## EXERCISE DESCRIPTION
Copy out the whole listing exactly as written, leaving the pictures behind.

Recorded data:
● ● ● ● ● ● ●

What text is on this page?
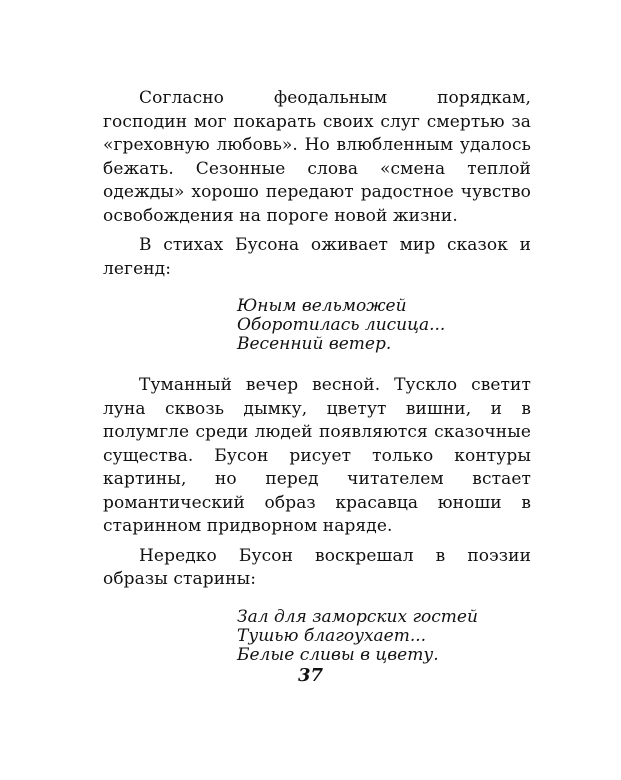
Согласно феодальным порядкам, господин мог покарать своих слуг смертью за «греховную любовь». Но влюбленным удалось бежать. Сезонные слова «смена теплой одежды» хорошо передают радостное чувство освобождения на пороге новой жизни.

В стихах Бусона оживает мир сказок и легенд:

Юным вельможей
Оборотилась лисица...
Весенний ветер.

Туманный вечер весной. Тускло светит луна сквозь дымку, цветут вишни, и в полумгле среди людей появляются сказочные существа. Бусон рисует только контуры картины, но перед читателем встает романтический образ красавца юноши в старинном придворном наряде.

Нередко Бусон воскрешал в поэзии образы старины:

Зал для заморских гостей
Тушью благоухает...
Белые сливы в цвету.
37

● ● ● ● ● ● ●

## ANSWER
What text is on this page?
Согласно феодальным порядкам, господин мог покарать своих слуг смертью за «греховную любовь». Но влюбленным удалось бежать. Сезонные слова «смена теплой одежды» хорошо передают радостное чувство освобождения на пороге новой жизни.

В стихах Бусона оживает мир сказок и легенд:

Юным вельможей
Оборотилась лисица...
Весенний ветер.

Туманный вечер весной. Тускло светит луна сквозь дымку, цветут вишни, и в полумгле среди людей появляются сказочные существа. Бусон рисует только контуры картины, но перед читателем встает романтический образ красавца юноши в старинном придворном наряде.

Нередко Бусон воскрешал в поэзии образы старины:

Зал для заморских гостей
Тушью благоухает...
Белые сливы в цвету.
37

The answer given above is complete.